* Start Available records *

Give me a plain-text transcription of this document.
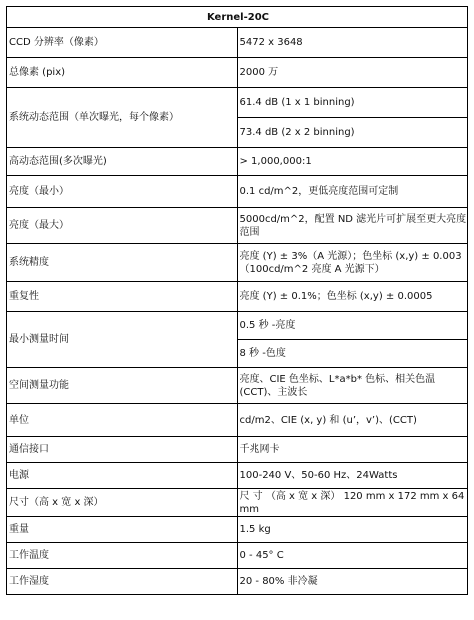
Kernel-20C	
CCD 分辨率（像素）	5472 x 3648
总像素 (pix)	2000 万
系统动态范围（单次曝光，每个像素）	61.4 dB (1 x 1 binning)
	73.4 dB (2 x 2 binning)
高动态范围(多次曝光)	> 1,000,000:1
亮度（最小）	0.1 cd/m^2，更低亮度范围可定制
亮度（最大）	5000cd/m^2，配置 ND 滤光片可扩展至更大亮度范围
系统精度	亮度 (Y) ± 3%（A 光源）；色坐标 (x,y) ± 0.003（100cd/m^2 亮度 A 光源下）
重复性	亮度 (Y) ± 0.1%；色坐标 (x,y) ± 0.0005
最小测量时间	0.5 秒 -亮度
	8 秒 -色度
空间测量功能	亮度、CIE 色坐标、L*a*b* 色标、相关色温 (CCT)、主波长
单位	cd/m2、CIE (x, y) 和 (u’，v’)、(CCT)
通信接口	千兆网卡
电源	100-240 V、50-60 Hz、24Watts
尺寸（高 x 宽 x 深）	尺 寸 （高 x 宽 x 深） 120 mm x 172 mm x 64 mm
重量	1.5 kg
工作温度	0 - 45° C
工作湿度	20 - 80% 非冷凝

* End Available records *
* Start Available records *

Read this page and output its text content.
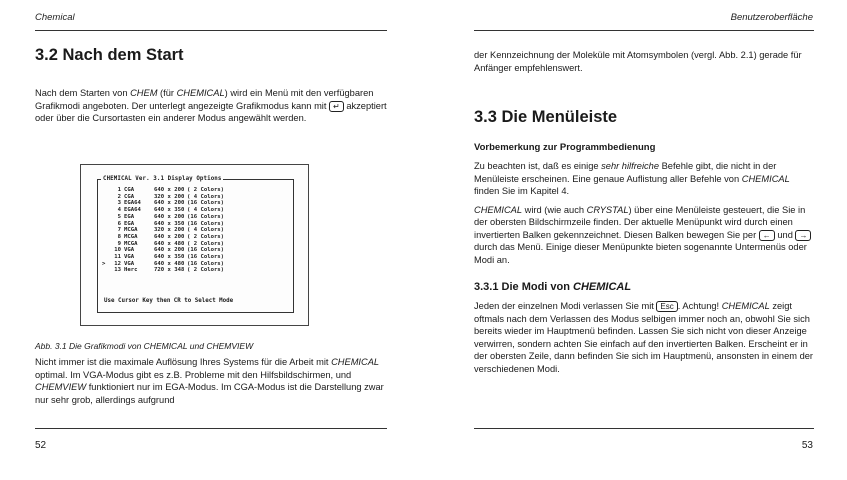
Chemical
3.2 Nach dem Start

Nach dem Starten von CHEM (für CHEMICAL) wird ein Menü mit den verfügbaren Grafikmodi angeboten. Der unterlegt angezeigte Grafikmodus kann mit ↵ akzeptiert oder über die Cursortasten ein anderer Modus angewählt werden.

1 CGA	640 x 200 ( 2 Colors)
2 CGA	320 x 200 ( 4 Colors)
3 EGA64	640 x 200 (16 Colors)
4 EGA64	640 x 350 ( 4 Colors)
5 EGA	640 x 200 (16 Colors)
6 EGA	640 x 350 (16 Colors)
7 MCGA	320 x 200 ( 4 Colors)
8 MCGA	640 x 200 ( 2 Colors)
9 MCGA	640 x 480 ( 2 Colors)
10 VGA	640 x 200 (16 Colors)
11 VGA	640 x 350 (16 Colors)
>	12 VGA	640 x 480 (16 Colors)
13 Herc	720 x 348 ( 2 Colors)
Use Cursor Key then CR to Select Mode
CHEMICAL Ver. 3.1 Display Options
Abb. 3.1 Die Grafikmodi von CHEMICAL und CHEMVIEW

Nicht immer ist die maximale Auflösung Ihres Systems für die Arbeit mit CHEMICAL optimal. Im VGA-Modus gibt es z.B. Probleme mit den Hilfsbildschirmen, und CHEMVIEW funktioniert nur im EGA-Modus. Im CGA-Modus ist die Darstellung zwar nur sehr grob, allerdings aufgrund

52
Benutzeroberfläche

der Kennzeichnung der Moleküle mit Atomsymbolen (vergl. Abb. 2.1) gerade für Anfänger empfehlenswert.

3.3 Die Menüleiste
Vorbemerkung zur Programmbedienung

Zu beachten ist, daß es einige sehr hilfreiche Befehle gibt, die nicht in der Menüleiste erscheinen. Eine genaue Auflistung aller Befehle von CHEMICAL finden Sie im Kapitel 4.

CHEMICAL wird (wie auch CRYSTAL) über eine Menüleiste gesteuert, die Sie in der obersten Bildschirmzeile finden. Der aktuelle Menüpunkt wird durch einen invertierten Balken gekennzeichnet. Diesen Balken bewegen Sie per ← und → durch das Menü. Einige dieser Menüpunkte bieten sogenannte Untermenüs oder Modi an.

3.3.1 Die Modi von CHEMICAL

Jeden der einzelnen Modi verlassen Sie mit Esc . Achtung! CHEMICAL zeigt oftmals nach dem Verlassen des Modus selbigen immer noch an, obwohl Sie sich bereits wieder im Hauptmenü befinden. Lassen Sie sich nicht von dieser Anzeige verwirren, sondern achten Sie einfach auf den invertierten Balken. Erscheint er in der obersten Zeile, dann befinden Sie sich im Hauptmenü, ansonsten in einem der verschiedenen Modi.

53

* End Available records *
* Start Available records *

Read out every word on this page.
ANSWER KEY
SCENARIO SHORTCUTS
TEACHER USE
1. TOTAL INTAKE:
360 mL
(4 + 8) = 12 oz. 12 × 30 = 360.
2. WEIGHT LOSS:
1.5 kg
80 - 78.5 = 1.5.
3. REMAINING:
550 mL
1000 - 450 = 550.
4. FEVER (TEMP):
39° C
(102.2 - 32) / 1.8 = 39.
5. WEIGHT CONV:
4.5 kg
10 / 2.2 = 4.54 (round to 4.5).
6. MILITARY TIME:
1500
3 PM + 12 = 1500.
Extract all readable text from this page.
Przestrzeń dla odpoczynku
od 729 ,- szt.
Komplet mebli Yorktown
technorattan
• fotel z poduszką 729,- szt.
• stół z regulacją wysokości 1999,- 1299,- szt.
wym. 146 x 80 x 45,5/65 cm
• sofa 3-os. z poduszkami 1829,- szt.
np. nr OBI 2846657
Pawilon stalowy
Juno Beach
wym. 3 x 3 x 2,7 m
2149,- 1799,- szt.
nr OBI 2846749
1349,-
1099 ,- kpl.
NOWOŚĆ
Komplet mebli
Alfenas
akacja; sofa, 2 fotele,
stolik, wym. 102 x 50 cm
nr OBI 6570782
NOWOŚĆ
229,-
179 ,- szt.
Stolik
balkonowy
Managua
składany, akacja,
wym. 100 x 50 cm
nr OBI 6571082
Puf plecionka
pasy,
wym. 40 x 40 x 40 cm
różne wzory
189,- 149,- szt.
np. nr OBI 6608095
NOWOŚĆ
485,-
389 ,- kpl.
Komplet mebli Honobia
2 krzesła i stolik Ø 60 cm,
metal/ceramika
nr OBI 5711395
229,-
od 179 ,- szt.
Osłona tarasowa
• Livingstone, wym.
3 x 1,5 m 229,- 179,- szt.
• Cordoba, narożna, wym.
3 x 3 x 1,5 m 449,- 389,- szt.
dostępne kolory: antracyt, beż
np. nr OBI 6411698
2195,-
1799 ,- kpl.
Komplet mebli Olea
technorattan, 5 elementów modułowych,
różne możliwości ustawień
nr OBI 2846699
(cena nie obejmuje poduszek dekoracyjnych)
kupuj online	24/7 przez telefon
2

* End Available records *

» **Problem statement**: For the data above, state only how many lines include the word "wird".

» **Solution below**: 2